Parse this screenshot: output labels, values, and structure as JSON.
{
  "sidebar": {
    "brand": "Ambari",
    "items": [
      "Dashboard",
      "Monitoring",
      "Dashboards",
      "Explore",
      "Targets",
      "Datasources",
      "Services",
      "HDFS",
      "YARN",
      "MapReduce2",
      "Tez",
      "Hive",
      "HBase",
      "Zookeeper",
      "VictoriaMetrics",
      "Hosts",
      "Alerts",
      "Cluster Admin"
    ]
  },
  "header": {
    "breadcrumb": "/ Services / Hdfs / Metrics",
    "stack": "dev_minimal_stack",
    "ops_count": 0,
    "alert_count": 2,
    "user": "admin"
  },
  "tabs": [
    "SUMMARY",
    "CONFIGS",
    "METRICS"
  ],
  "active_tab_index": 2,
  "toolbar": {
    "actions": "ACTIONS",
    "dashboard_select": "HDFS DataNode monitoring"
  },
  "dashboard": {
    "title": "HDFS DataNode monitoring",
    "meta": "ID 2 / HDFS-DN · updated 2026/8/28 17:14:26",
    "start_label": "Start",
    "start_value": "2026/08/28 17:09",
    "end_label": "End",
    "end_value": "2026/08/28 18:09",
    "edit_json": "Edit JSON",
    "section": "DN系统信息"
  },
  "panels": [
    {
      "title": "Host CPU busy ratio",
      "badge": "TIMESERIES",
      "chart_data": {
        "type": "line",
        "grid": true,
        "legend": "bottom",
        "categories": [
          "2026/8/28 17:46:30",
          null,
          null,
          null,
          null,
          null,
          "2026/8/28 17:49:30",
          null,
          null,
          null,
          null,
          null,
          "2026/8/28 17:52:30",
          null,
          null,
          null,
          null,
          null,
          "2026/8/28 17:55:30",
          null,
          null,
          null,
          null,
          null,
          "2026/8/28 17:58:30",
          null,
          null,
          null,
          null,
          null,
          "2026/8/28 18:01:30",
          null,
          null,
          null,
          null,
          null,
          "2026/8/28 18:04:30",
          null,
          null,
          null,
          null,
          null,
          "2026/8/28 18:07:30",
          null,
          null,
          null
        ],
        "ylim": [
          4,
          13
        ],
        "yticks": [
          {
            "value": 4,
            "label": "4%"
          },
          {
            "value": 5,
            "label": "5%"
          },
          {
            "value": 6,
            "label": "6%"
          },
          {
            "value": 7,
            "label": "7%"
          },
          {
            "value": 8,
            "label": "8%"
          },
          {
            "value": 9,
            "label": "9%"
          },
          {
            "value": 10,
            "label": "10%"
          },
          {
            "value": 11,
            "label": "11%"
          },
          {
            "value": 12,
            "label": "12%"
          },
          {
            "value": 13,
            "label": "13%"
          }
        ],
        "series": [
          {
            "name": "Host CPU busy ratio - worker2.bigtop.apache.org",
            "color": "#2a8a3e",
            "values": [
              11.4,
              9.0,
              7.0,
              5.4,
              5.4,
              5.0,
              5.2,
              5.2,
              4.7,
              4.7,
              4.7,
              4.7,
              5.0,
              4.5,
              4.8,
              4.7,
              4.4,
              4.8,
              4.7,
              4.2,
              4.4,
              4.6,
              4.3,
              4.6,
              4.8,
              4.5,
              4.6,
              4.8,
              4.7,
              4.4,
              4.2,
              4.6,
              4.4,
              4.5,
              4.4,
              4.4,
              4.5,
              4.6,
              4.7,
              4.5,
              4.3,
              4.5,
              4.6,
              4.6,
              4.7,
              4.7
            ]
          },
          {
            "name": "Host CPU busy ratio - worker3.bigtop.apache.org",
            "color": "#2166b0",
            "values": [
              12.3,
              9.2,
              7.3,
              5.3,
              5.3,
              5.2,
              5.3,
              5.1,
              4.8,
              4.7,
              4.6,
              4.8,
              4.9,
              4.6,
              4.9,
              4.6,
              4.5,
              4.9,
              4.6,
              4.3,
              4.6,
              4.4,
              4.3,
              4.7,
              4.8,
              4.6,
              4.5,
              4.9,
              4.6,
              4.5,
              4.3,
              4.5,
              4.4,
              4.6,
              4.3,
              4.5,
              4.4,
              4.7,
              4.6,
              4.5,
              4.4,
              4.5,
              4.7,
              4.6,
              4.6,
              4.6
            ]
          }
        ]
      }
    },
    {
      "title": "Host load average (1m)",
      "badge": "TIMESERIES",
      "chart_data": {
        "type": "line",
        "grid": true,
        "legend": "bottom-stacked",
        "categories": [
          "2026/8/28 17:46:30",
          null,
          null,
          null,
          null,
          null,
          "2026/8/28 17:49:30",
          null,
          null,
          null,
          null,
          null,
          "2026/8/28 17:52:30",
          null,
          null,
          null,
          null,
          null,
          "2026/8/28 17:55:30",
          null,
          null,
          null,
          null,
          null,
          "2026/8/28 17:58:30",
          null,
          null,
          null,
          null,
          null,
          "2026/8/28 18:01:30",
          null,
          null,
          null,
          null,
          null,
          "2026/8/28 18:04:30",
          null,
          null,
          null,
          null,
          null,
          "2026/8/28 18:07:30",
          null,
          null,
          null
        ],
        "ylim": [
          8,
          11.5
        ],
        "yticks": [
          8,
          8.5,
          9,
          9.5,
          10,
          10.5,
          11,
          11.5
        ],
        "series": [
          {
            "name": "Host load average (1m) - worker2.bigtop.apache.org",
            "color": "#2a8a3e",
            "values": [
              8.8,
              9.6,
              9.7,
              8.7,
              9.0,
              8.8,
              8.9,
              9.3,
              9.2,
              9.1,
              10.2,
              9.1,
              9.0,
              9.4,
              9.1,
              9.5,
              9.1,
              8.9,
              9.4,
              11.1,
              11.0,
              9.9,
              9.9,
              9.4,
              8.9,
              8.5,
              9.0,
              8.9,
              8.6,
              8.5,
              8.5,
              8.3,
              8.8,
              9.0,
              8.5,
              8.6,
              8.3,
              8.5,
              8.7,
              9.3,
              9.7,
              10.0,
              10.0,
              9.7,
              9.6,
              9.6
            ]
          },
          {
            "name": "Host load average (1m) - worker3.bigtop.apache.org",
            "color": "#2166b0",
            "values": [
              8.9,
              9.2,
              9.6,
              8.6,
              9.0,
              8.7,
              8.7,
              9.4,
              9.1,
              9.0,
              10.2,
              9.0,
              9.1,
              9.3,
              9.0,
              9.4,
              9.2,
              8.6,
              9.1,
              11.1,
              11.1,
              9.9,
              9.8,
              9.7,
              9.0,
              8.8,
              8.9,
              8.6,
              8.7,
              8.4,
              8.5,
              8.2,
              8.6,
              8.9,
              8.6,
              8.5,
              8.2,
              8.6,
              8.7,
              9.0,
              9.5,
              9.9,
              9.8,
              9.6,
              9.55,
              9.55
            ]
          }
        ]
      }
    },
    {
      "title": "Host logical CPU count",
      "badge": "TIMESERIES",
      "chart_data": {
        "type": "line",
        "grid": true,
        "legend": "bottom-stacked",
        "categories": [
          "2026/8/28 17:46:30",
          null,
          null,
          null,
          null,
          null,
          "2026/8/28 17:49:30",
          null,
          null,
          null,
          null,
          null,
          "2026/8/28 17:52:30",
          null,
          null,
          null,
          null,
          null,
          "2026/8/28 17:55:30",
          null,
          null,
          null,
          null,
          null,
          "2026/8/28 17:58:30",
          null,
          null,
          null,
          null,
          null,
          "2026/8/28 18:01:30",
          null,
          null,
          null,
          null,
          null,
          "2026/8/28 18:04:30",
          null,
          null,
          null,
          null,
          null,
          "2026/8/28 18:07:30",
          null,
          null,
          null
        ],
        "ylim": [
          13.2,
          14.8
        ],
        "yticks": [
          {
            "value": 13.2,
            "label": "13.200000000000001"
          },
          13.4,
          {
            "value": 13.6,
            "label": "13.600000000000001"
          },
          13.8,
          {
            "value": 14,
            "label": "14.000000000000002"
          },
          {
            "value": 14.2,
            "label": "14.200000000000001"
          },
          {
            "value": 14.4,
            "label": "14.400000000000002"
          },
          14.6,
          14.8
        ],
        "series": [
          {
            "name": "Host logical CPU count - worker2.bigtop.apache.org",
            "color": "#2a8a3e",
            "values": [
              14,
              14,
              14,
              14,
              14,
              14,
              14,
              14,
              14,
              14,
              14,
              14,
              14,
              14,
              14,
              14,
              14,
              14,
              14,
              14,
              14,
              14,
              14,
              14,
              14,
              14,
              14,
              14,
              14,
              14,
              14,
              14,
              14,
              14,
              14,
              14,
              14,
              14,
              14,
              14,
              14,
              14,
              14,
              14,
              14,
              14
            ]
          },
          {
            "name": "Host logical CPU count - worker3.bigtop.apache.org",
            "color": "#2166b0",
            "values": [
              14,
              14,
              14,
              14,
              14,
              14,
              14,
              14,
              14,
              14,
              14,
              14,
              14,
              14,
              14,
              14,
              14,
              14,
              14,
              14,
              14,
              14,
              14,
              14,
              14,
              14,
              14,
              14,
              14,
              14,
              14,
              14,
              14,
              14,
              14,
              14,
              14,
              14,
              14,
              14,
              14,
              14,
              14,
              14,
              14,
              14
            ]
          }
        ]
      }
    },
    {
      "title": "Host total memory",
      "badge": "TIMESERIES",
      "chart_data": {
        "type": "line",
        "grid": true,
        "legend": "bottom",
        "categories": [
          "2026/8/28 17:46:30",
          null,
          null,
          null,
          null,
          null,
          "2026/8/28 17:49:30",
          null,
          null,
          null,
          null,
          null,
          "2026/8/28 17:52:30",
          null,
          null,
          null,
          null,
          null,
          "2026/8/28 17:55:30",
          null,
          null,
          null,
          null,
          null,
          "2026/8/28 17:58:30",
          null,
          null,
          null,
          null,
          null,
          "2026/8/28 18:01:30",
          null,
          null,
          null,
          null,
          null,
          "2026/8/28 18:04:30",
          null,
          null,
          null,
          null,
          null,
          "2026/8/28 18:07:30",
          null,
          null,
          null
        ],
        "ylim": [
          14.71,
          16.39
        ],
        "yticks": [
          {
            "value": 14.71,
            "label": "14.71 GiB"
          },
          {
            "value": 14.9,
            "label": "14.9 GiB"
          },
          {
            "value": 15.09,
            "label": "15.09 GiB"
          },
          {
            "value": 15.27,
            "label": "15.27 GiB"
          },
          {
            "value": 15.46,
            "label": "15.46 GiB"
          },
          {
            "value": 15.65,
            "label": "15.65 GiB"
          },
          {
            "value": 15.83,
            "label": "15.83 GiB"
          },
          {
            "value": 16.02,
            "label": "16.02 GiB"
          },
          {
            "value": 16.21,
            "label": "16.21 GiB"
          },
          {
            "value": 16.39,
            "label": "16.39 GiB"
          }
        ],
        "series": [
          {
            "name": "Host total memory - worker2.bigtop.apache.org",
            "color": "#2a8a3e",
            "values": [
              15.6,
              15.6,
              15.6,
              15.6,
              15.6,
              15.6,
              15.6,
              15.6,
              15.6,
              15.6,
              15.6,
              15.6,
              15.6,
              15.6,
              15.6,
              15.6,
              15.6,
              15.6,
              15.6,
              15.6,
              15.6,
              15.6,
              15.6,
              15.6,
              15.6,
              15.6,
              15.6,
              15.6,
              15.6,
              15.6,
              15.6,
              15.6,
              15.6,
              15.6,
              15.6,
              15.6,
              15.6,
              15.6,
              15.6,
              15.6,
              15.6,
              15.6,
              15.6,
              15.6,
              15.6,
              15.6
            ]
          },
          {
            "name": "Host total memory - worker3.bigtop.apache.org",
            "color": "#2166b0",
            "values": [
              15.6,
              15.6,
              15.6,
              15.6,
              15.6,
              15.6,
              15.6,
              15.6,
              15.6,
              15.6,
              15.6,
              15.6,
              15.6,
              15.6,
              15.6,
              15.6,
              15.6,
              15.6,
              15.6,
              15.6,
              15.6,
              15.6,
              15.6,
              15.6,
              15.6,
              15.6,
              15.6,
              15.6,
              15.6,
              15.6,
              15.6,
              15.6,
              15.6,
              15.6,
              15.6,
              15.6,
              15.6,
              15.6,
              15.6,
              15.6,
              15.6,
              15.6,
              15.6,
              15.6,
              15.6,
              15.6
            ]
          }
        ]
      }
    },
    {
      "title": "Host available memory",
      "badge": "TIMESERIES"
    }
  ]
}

Exercise aim — Collect, from the material above, every line containing the word "total".

Answer in full —
      "title": "Host total memory",
            "name": "Host total memory - worker2.bigtop.apache.org",
            "name": "Host total memory - worker3.bigtop.apache.org",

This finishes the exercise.